**Rows from a figure dataset:**
━━━━━━━━━━━━━━━━━━━━

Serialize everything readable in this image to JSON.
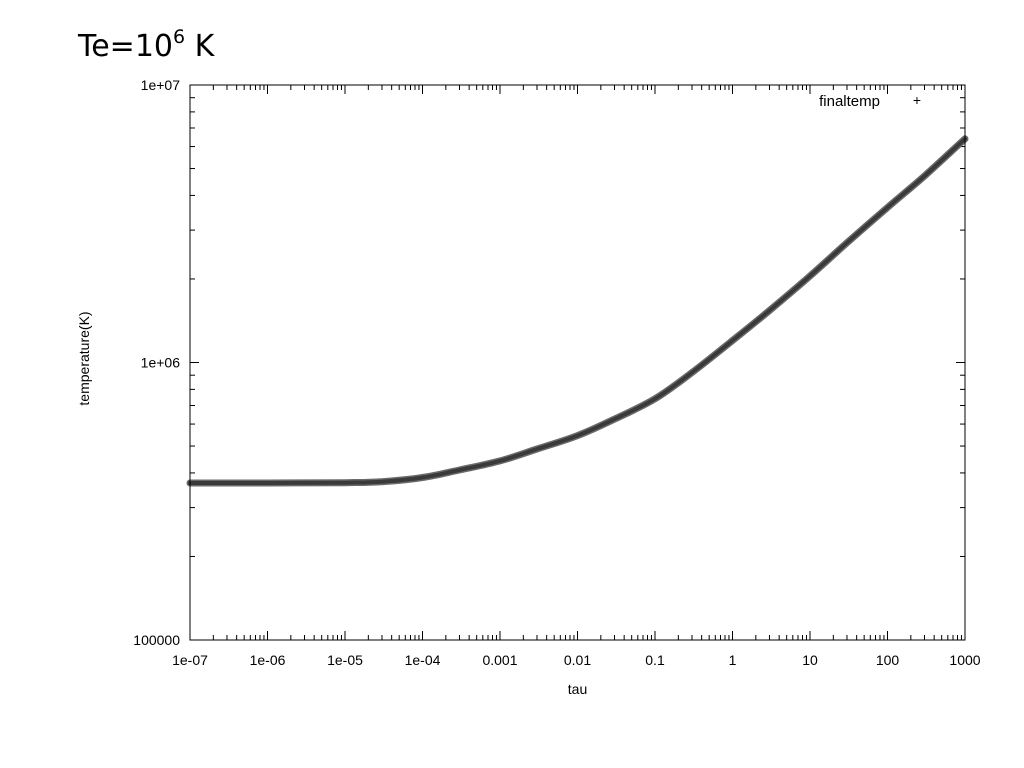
{
  "title": {
    "prefix": "Te=10",
    "exponent": "6",
    "suffix": " K"
  },
  "chart_data": {
    "type": "line",
    "xlabel": "tau",
    "ylabel": "temperature(K)",
    "xscale": "log",
    "yscale": "log",
    "xlim": [
      1e-07,
      1000
    ],
    "ylim": [
      100000,
      10000000
    ],
    "grid": false,
    "legend_position": "top-right",
    "x_tick_labels": [
      "1e-07",
      "1e-06",
      "1e-05",
      "1e-04",
      "0.001",
      "0.01",
      "0.1",
      "1",
      "10",
      "100",
      "1000"
    ],
    "y_tick_labels": [
      "100000",
      "1e+06",
      "1e+07"
    ],
    "series": [
      {
        "name": "finaltemp",
        "marker": "+",
        "color": "#3a3a3a",
        "x": [
          1e-07,
          1e-06,
          1e-05,
          3e-05,
          0.0001,
          0.0003,
          0.001,
          0.003,
          0.01,
          0.03,
          0.1,
          0.3,
          1,
          3,
          10,
          30,
          100,
          300,
          1000
        ],
        "y": [
          368000,
          368000,
          369000,
          372000,
          385000,
          410000,
          442000,
          488000,
          545000,
          625000,
          740000,
          920000,
          1200000,
          1540000,
          2050000,
          2700000,
          3620000,
          4700000,
          6400000
        ]
      }
    ]
  }
}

━━━━━━━━━━━━━━━━━━━━

**Short exercise:**
Pictures are to be left out; all else in the entries above is to be quoted exactly.

**Full response:**
Serialize everything readable in this image to JSON.
{
  "title": {
    "prefix": "Te=10",
    "exponent": "6",
    "suffix": " K"
  },
  "chart_data": {
    "type": "line",
    "xlabel": "tau",
    "ylabel": "temperature(K)",
    "xscale": "log",
    "yscale": "log",
    "xlim": [
      1e-07,
      1000
    ],
    "ylim": [
      100000,
      10000000
    ],
    "grid": false,
    "legend_position": "top-right",
    "x_tick_labels": [
      "1e-07",
      "1e-06",
      "1e-05",
      "1e-04",
      "0.001",
      "0.01",
      "0.1",
      "1",
      "10",
      "100",
      "1000"
    ],
    "y_tick_labels": [
      "100000",
      "1e+06",
      "1e+07"
    ],
    "series": [
      {
        "name": "finaltemp",
        "marker": "+",
        "color": "#3a3a3a",
        "x": [
          1e-07,
          1e-06,
          1e-05,
          3e-05,
          0.0001,
          0.0003,
          0.001,
          0.003,
          0.01,
          0.03,
          0.1,
          0.3,
          1,
          3,
          10,
          30,
          100,
          300,
          1000
        ],
        "y": [
          368000,
          368000,
          369000,
          372000,
          385000,
          410000,
          442000,
          488000,
          545000,
          625000,
          740000,
          920000,
          1200000,
          1540000,
          2050000,
          2700000,
          3620000,
          4700000,
          6400000
        ]
      }
    ]
  }
}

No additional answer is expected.